§ Stated exercise:
In the material below, identify each line bearing the word "What". Reproduce those lines.

Dataset records on visual material
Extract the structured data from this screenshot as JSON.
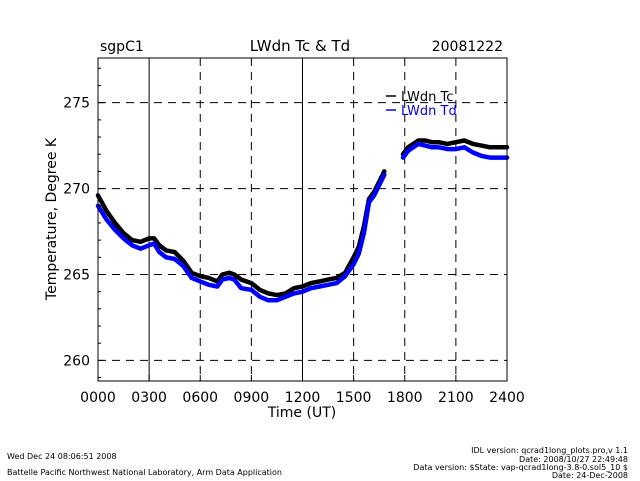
{
  "chart_data": {
    "type": "line",
    "site": "sgpC1",
    "title": "LWdn Tc & Td",
    "date": "20081222",
    "xlabel": "Time (UT)",
    "ylabel": "Temperature, Degree K",
    "xlim": [
      0,
      24
    ],
    "ylim": [
      258.8,
      277.6
    ],
    "x_ticks": [
      0,
      3,
      6,
      9,
      12,
      15,
      18,
      21,
      24
    ],
    "x_tick_labels": [
      "0000",
      "0300",
      "0600",
      "0900",
      "1200",
      "1500",
      "1800",
      "2100",
      "2400"
    ],
    "y_ticks": [
      260,
      265,
      270,
      275
    ],
    "y_tick_labels": [
      "260",
      "265",
      "270",
      "275"
    ],
    "grid": true,
    "legend_position": "top-right",
    "series": [
      {
        "name": "LWdn Tc",
        "color": "#000000",
        "segments": [
          [
            [
              0,
              269.6
            ],
            [
              0.5,
              268.7
            ],
            [
              1,
              268.0
            ],
            [
              1.5,
              267.4
            ],
            [
              2,
              267.0
            ],
            [
              2.5,
              266.9
            ],
            [
              3,
              267.1
            ],
            [
              3.3,
              267.1
            ],
            [
              3.6,
              266.7
            ],
            [
              4,
              266.4
            ],
            [
              4.5,
              266.3
            ],
            [
              5,
              265.8
            ],
            [
              5.5,
              265.1
            ],
            [
              6,
              264.9
            ],
            [
              6.5,
              264.8
            ],
            [
              7,
              264.6
            ],
            [
              7.3,
              265.0
            ],
            [
              7.7,
              265.1
            ],
            [
              8,
              265.0
            ],
            [
              8.4,
              264.7
            ],
            [
              9,
              264.5
            ],
            [
              9.5,
              264.1
            ],
            [
              10,
              263.9
            ],
            [
              10.5,
              263.8
            ],
            [
              11,
              263.9
            ],
            [
              11.5,
              264.2
            ],
            [
              12,
              264.3
            ],
            [
              12.5,
              264.5
            ],
            [
              13,
              264.6
            ],
            [
              13.5,
              264.7
            ],
            [
              14,
              264.8
            ],
            [
              14.5,
              265.1
            ],
            [
              15,
              266.0
            ],
            [
              15.3,
              266.6
            ],
            [
              15.6,
              267.8
            ],
            [
              15.9,
              269.4
            ],
            [
              16.2,
              269.8
            ],
            [
              16.5,
              270.4
            ],
            [
              16.8,
              271.0
            ]
          ],
          [
            [
              17.9,
              272.0
            ],
            [
              18.2,
              272.4
            ],
            [
              18.5,
              272.6
            ],
            [
              18.8,
              272.8
            ],
            [
              19.2,
              272.8
            ],
            [
              19.6,
              272.7
            ],
            [
              20,
              272.7
            ],
            [
              20.5,
              272.6
            ],
            [
              21,
              272.7
            ],
            [
              21.5,
              272.8
            ],
            [
              22,
              272.6
            ],
            [
              22.5,
              272.5
            ],
            [
              23,
              272.4
            ],
            [
              24,
              272.4
            ]
          ]
        ]
      },
      {
        "name": "LWdn Td",
        "color": "#0000ff",
        "segments": [
          [
            [
              0,
              269.0
            ],
            [
              0.5,
              268.2
            ],
            [
              1,
              267.6
            ],
            [
              1.5,
              267.1
            ],
            [
              2,
              266.7
            ],
            [
              2.5,
              266.5
            ],
            [
              3,
              266.7
            ],
            [
              3.3,
              266.8
            ],
            [
              3.6,
              266.3
            ],
            [
              4,
              266.0
            ],
            [
              4.5,
              265.9
            ],
            [
              5,
              265.5
            ],
            [
              5.5,
              264.8
            ],
            [
              6,
              264.6
            ],
            [
              6.5,
              264.4
            ],
            [
              7,
              264.3
            ],
            [
              7.3,
              264.7
            ],
            [
              7.7,
              264.8
            ],
            [
              8,
              264.7
            ],
            [
              8.4,
              264.2
            ],
            [
              9,
              264.1
            ],
            [
              9.5,
              263.7
            ],
            [
              10,
              263.5
            ],
            [
              10.5,
              263.5
            ],
            [
              11,
              263.7
            ],
            [
              11.5,
              263.9
            ],
            [
              12,
              264.0
            ],
            [
              12.5,
              264.2
            ],
            [
              13,
              264.3
            ],
            [
              13.5,
              264.4
            ],
            [
              14,
              264.5
            ],
            [
              14.5,
              264.9
            ],
            [
              15,
              265.6
            ],
            [
              15.3,
              266.2
            ],
            [
              15.6,
              267.4
            ],
            [
              15.9,
              269.2
            ],
            [
              16.2,
              269.6
            ],
            [
              16.5,
              270.2
            ],
            [
              16.8,
              270.8
            ]
          ],
          [
            [
              17.9,
              271.8
            ],
            [
              18.2,
              272.2
            ],
            [
              18.5,
              272.4
            ],
            [
              18.8,
              272.6
            ],
            [
              19.2,
              272.5
            ],
            [
              19.6,
              272.4
            ],
            [
              20,
              272.4
            ],
            [
              20.5,
              272.3
            ],
            [
              21,
              272.3
            ],
            [
              21.5,
              272.4
            ],
            [
              22,
              272.1
            ],
            [
              22.5,
              271.9
            ],
            [
              23,
              271.8
            ],
            [
              24,
              271.8
            ]
          ]
        ]
      }
    ]
  },
  "footer": {
    "timestamp": "Wed Dec 24 08:06:51 2008",
    "organization": "Battelle Pacific Northwest National Laboratory, Arm Data Application",
    "idl_version": "IDL version: qcrad1long_plots.pro,v 1.1",
    "idl_date": "Date: 2008/10/27 22:49:48",
    "data_version": "Data version: $State: vap-qcrad1long-3.8-0.sol5_10 $",
    "data_date": "Date: 24-Dec-2008"
  }
}
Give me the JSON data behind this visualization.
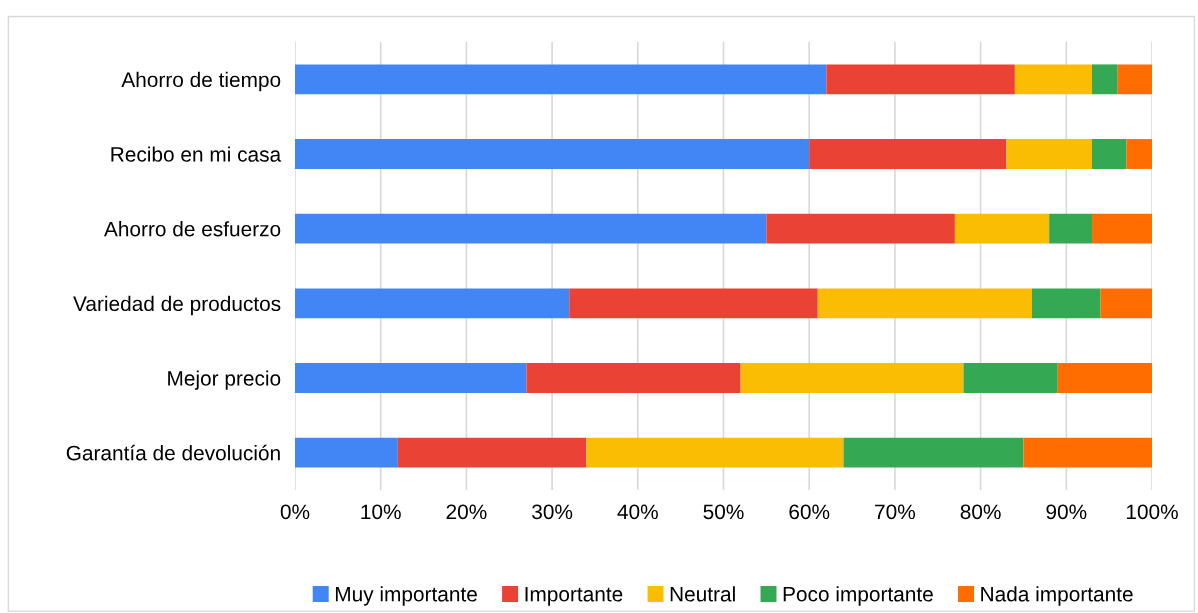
{
  "chart_data": {
    "type": "bar",
    "orientation": "horizontal",
    "stacked": true,
    "categories": [
      "Ahorro de tiempo",
      "Recibo en mi casa",
      "Ahorro de esfuerzo",
      "Variedad de productos",
      "Mejor precio",
      "Garantía de devolución"
    ],
    "series": [
      {
        "name": "Muy importante",
        "color": "#4285f4",
        "values": [
          62,
          60,
          55,
          32,
          27,
          12
        ]
      },
      {
        "name": "Importante",
        "color": "#ea4335",
        "values": [
          22,
          23,
          22,
          29,
          25,
          22
        ]
      },
      {
        "name": "Neutral",
        "color": "#fbbc04",
        "values": [
          9,
          10,
          11,
          25,
          26,
          30
        ]
      },
      {
        "name": "Poco importante",
        "color": "#34a853",
        "values": [
          3,
          4,
          5,
          8,
          11,
          21
        ]
      },
      {
        "name": "Nada importante",
        "color": "#ff6d01",
        "values": [
          4,
          3,
          7,
          6,
          11,
          15
        ]
      }
    ],
    "xlim": [
      0,
      100
    ],
    "xticks": [
      {
        "value": 0,
        "label": "0%"
      },
      {
        "value": 10,
        "label": "10%"
      },
      {
        "value": 20,
        "label": "20%"
      },
      {
        "value": 30,
        "label": "30%"
      },
      {
        "value": 40,
        "label": "40%"
      },
      {
        "value": 50,
        "label": "50%"
      },
      {
        "value": 60,
        "label": "60%"
      },
      {
        "value": 70,
        "label": "70%"
      },
      {
        "value": 80,
        "label": "80%"
      },
      {
        "value": 90,
        "label": "90%"
      },
      {
        "value": 100,
        "label": "100%"
      }
    ],
    "grid": "x",
    "legend": "bottom"
  }
}
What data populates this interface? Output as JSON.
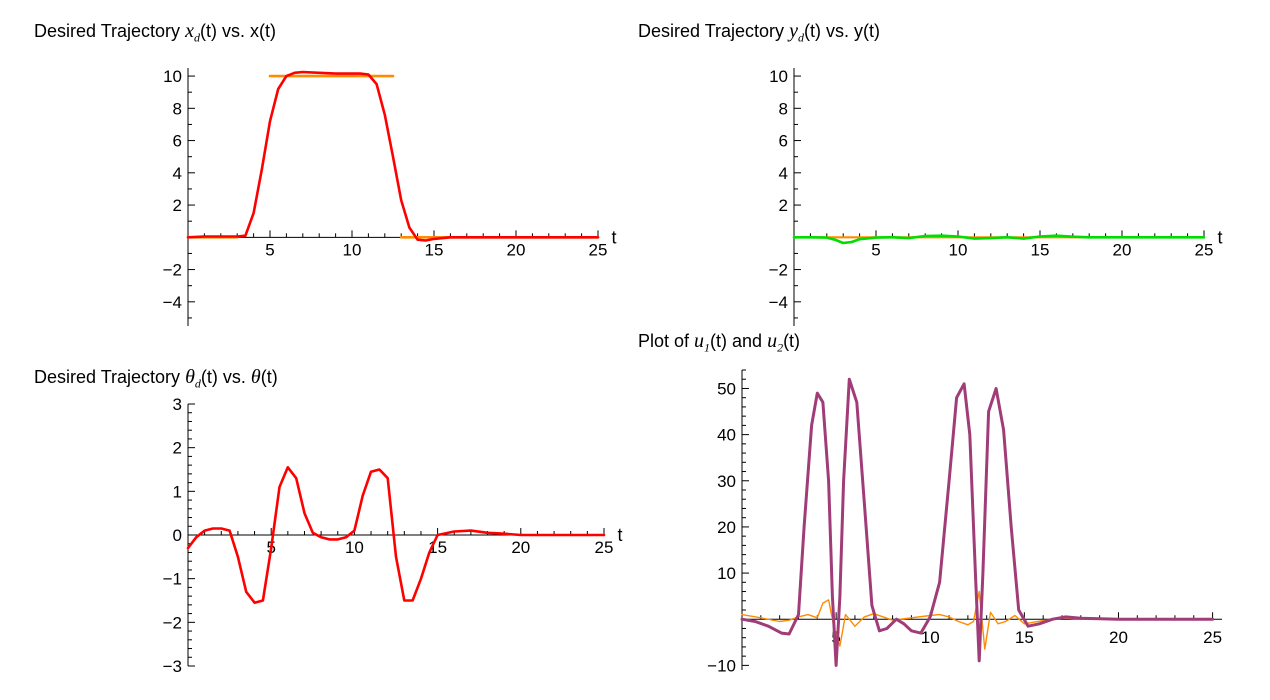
{
  "chart_data": [
    {
      "id": "x",
      "type": "line",
      "title": {
        "prefix": "Desired Trajectory ",
        "sym1": "x",
        "sub1": "d",
        "mid": "(t) vs. x(t)"
      },
      "axis_label": "t",
      "xlim": [
        0,
        25
      ],
      "ylim": [
        -5.5,
        10.5
      ],
      "xticks": [
        5,
        10,
        15,
        20,
        25
      ],
      "yticks": [
        10,
        8,
        6,
        4,
        2,
        -2,
        -4
      ],
      "series": [
        {
          "color": "#FF8C00",
          "width": 2.6,
          "x": [
            0,
            2,
            2.999,
            3.0,
            5,
            10,
            12.5,
            12.501,
            13,
            15,
            20,
            25
          ],
          "y": [
            0,
            0,
            0,
            null,
            10,
            10,
            10,
            null,
            0,
            0,
            0,
            0
          ]
        },
        {
          "color": "#FF0000",
          "width": 2.6,
          "x": [
            0,
            1,
            2,
            3,
            3.5,
            4,
            4.5,
            5,
            5.5,
            6,
            6.5,
            7,
            8,
            9,
            10,
            10.5,
            11,
            11.5,
            12,
            12.5,
            13,
            13.5,
            14,
            14.5,
            15,
            16,
            18,
            20,
            25
          ],
          "y": [
            0,
            0.05,
            0.05,
            0.05,
            0.1,
            1.5,
            4.2,
            7.2,
            9.2,
            10.0,
            10.2,
            10.25,
            10.2,
            10.15,
            10.15,
            10.15,
            10.1,
            9.5,
            7.6,
            5.0,
            2.3,
            0.6,
            -0.15,
            -0.2,
            -0.1,
            0,
            0,
            0,
            0
          ]
        }
      ]
    },
    {
      "id": "y",
      "type": "line",
      "title": {
        "prefix": "Desired Trajectory ",
        "sym1": "y",
        "sub1": "d",
        "mid": "(t) vs. y(t)"
      },
      "axis_label": "t",
      "xlim": [
        0,
        25
      ],
      "ylim": [
        -5.5,
        10.5
      ],
      "xticks": [
        5,
        10,
        15,
        20,
        25
      ],
      "yticks": [
        10,
        8,
        6,
        4,
        2,
        -2,
        -4
      ],
      "series": [
        {
          "color": "#FF8C00",
          "width": 2.2,
          "x": [
            0,
            25
          ],
          "y": [
            0,
            0
          ]
        },
        {
          "color": "#00DD00",
          "width": 2.6,
          "x": [
            0,
            1,
            2,
            2.5,
            3,
            3.5,
            4,
            5,
            6,
            7,
            8,
            9,
            10,
            11,
            12,
            13,
            14,
            15,
            16,
            17,
            18,
            20,
            25
          ],
          "y": [
            0,
            0,
            -0.02,
            -0.15,
            -0.35,
            -0.3,
            -0.12,
            -0.02,
            0.0,
            -0.05,
            0.08,
            0.1,
            0.05,
            -0.08,
            -0.05,
            0.0,
            -0.08,
            0.05,
            0.1,
            0.04,
            0,
            0,
            0
          ]
        }
      ]
    },
    {
      "id": "theta",
      "type": "line",
      "title": {
        "prefix": "Desired Trajectory ",
        "sym1": "θ",
        "sub1": "d",
        "mid": "(t) vs. ",
        "sym2": "θ",
        "tail": "(t)"
      },
      "axis_label": "t",
      "xlim": [
        0,
        25
      ],
      "ylim": [
        -3,
        3
      ],
      "xticks": [
        5,
        10,
        15,
        20,
        25
      ],
      "yticks": [
        3,
        2,
        1,
        0,
        -1,
        -2,
        -3
      ],
      "series": [
        {
          "color": "#FF0000",
          "width": 2.6,
          "x": [
            0,
            0.5,
            1,
            1.5,
            2,
            2.5,
            3,
            3.5,
            4,
            4.5,
            5,
            5.5,
            6,
            6.5,
            7,
            7.5,
            8,
            8.5,
            9,
            9.5,
            10,
            10.5,
            11,
            11.5,
            12,
            12.5,
            13,
            13.5,
            14,
            14.5,
            15,
            16,
            17,
            18,
            19,
            20,
            22,
            25
          ],
          "y": [
            -0.3,
            -0.05,
            0.1,
            0.15,
            0.15,
            0.1,
            -0.5,
            -1.3,
            -1.55,
            -1.5,
            -0.3,
            1.1,
            1.55,
            1.3,
            0.5,
            0.05,
            -0.05,
            -0.1,
            -0.1,
            -0.05,
            0.1,
            0.9,
            1.45,
            1.5,
            1.3,
            -0.5,
            -1.5,
            -1.5,
            -1.0,
            -0.4,
            0.0,
            0.08,
            0.1,
            0.05,
            0.03,
            0.0,
            0.0,
            0.0
          ]
        }
      ]
    },
    {
      "id": "u",
      "type": "line",
      "title": {
        "prefix": "Plot of ",
        "sym1": "u",
        "sub1": "1",
        "mid": "(t) and ",
        "sym2": "u",
        "sub2": "2",
        "tail": "(t)"
      },
      "axis_label": "",
      "xlim": [
        0,
        25.5
      ],
      "ylim": [
        -11,
        54
      ],
      "xticks": [
        5,
        10,
        15,
        20,
        25
      ],
      "yticks": [
        50,
        40,
        30,
        20,
        10,
        -10
      ],
      "series": [
        {
          "color": "#FF8C00",
          "width": 1.4,
          "x": [
            0,
            1,
            2,
            2.5,
            3,
            3.5,
            4,
            4.3,
            4.6,
            4.9,
            5.2,
            5.5,
            6,
            6.5,
            7,
            7.5,
            8,
            9,
            10,
            10.5,
            11,
            11.5,
            12,
            12.3,
            12.6,
            12.9,
            13.2,
            13.6,
            14,
            14.5,
            15,
            16,
            17,
            18,
            20,
            25
          ],
          "y": [
            1.0,
            0.3,
            -0.5,
            -0.2,
            0.5,
            1.0,
            0.3,
            3.5,
            4.2,
            -2.0,
            -5.8,
            1.0,
            -1.5,
            0.5,
            1.2,
            0.5,
            -0.2,
            0.3,
            0.8,
            1.0,
            0.5,
            -0.5,
            -1.2,
            -0.5,
            6.0,
            -6.5,
            1.5,
            -1.0,
            -0.5,
            0.8,
            -1.0,
            -0.3,
            0.3,
            0,
            0,
            0
          ]
        },
        {
          "color": "#A03C78",
          "width": 3.0,
          "x": [
            0,
            0.7,
            1.4,
            2.1,
            2.5,
            3.0,
            3.3,
            3.7,
            4.0,
            4.3,
            4.6,
            4.8,
            5.0,
            5.2,
            5.4,
            5.7,
            6.1,
            6.5,
            6.9,
            7.3,
            7.7,
            8.2,
            8.6,
            9.0,
            9.5,
            10.0,
            10.5,
            11.0,
            11.4,
            11.8,
            12.1,
            12.4,
            12.6,
            12.8,
            13.1,
            13.5,
            13.9,
            14.3,
            14.7,
            15.2,
            15.8,
            16.5,
            17.2,
            18,
            20,
            25
          ],
          "y": [
            0,
            -0.5,
            -1.5,
            -3.0,
            -3.2,
            1.0,
            20,
            42,
            49,
            47,
            30,
            5,
            -10,
            5,
            30,
            52,
            47,
            25,
            3,
            -2.5,
            -2.0,
            0.0,
            -1.0,
            -2.5,
            -3.0,
            0.5,
            8.0,
            30,
            48,
            51,
            40,
            10,
            -9,
            10,
            45,
            50,
            41,
            20,
            2,
            -1.5,
            -1.0,
            0.0,
            0.5,
            0.2,
            0,
            0
          ]
        }
      ]
    }
  ]
}
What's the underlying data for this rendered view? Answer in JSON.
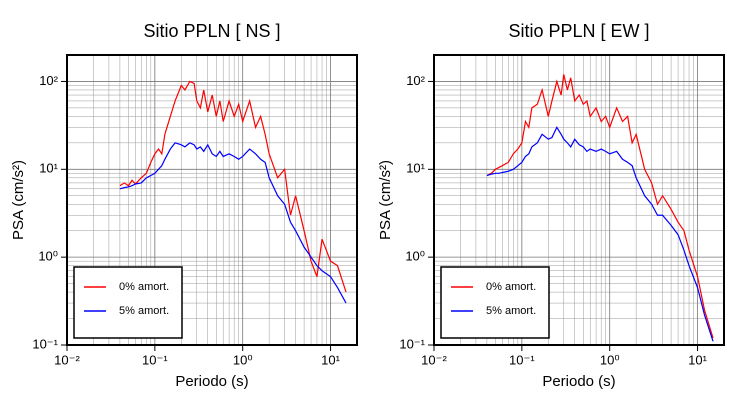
{
  "chart_data": [
    {
      "type": "line",
      "title": "Sitio PPLN [ NS ]",
      "x_label": "Periodo (s)",
      "y_label": "PSA (cm/s²)",
      "log_x": true,
      "log_y": true,
      "grid": true,
      "legend": "lower left",
      "xlim": [
        0.01,
        20
      ],
      "ylim": [
        0.1,
        200
      ],
      "xticks": [
        {
          "value": 0.01,
          "label": "10⁻²"
        },
        {
          "value": 0.1,
          "label": "10⁻¹"
        },
        {
          "value": 1,
          "label": "10⁰"
        },
        {
          "value": 10,
          "label": "10¹"
        }
      ],
      "yticks": [
        {
          "value": 0.1,
          "label": "10⁻¹"
        },
        {
          "value": 1,
          "label": "10⁰"
        },
        {
          "value": 10,
          "label": "10¹"
        },
        {
          "value": 100,
          "label": "10²"
        }
      ],
      "x": [
        0.04,
        0.045,
        0.05,
        0.055,
        0.06,
        0.07,
        0.08,
        0.09,
        0.1,
        0.11,
        0.12,
        0.13,
        0.15,
        0.17,
        0.2,
        0.22,
        0.25,
        0.28,
        0.3,
        0.33,
        0.36,
        0.4,
        0.45,
        0.5,
        0.55,
        0.6,
        0.7,
        0.8,
        0.9,
        1.0,
        1.2,
        1.4,
        1.6,
        1.8,
        2.0,
        2.5,
        3.0,
        3.5,
        4.0,
        5.0,
        6.0,
        7.0,
        8.0,
        10,
        12,
        15
      ],
      "series": [
        {
          "name": "0% amort.",
          "color": "#ff0000",
          "values": [
            6.5,
            7,
            6.5,
            7.5,
            6.8,
            8,
            9,
            12,
            15,
            17,
            15,
            25,
            40,
            60,
            90,
            80,
            100,
            95,
            60,
            50,
            80,
            45,
            70,
            40,
            60,
            35,
            60,
            40,
            55,
            35,
            60,
            30,
            40,
            25,
            15,
            8,
            10,
            3,
            5,
            2,
            0.9,
            0.6,
            1.6,
            0.9,
            0.8,
            0.4
          ]
        },
        {
          "name": "5% amort.",
          "color": "#0000ff",
          "values": [
            6,
            6.2,
            6.3,
            6.5,
            6.8,
            7,
            8,
            8.5,
            9,
            10,
            11,
            13,
            17,
            20,
            19,
            18,
            20,
            19,
            17,
            18,
            16,
            19,
            15,
            14,
            16,
            14,
            15,
            14,
            13,
            14,
            17,
            15,
            13,
            12,
            8,
            5,
            4,
            2.5,
            2,
            1.3,
            1.0,
            0.8,
            0.7,
            0.6,
            0.45,
            0.3
          ]
        }
      ]
    },
    {
      "type": "line",
      "title": "Sitio PPLN [ EW ]",
      "x_label": "Periodo (s)",
      "y_label": "PSA (cm/s²)",
      "log_x": true,
      "log_y": true,
      "grid": true,
      "legend": "lower left",
      "xlim": [
        0.01,
        20
      ],
      "ylim": [
        0.1,
        200
      ],
      "xticks": [
        {
          "value": 0.01,
          "label": "10⁻²"
        },
        {
          "value": 0.1,
          "label": "10⁻¹"
        },
        {
          "value": 1,
          "label": "10⁰"
        },
        {
          "value": 10,
          "label": "10¹"
        }
      ],
      "yticks": [
        {
          "value": 0.1,
          "label": "10⁻¹"
        },
        {
          "value": 1,
          "label": "10⁰"
        },
        {
          "value": 10,
          "label": "10¹"
        },
        {
          "value": 100,
          "label": "10²"
        }
      ],
      "x": [
        0.04,
        0.045,
        0.05,
        0.055,
        0.06,
        0.07,
        0.08,
        0.09,
        0.1,
        0.11,
        0.12,
        0.13,
        0.15,
        0.17,
        0.2,
        0.22,
        0.25,
        0.28,
        0.3,
        0.33,
        0.36,
        0.4,
        0.45,
        0.5,
        0.55,
        0.6,
        0.7,
        0.8,
        0.9,
        1.0,
        1.2,
        1.4,
        1.6,
        1.8,
        2.0,
        2.5,
        3.0,
        3.5,
        4.0,
        5.0,
        6.0,
        7.0,
        8.0,
        10,
        12,
        15
      ],
      "series": [
        {
          "name": "0% amort.",
          "color": "#ff0000",
          "values": [
            8.5,
            9,
            10,
            10.5,
            11,
            12,
            15,
            17,
            20,
            35,
            30,
            50,
            55,
            80,
            40,
            60,
            100,
            70,
            120,
            80,
            110,
            60,
            70,
            55,
            60,
            40,
            50,
            35,
            40,
            30,
            50,
            35,
            40,
            20,
            25,
            10,
            7,
            4,
            5,
            3.5,
            2.5,
            2,
            1.2,
            0.6,
            0.25,
            0.12
          ]
        },
        {
          "name": "5% amort.",
          "color": "#0000ff",
          "values": [
            8.5,
            8.8,
            9,
            9,
            9.2,
            9.5,
            10,
            11,
            12,
            14,
            15,
            18,
            20,
            25,
            22,
            23,
            30,
            25,
            22,
            20,
            18,
            22,
            19,
            18,
            16,
            17,
            16,
            17,
            16,
            15,
            16,
            13,
            12,
            11,
            8,
            5,
            4,
            3,
            3,
            2.3,
            1.8,
            1.2,
            0.8,
            0.45,
            0.22,
            0.11
          ]
        }
      ]
    }
  ]
}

§ Answer:
What data populates this interface? Output as JSON.
What's the underlying data for this rendered view? Answer in JSON.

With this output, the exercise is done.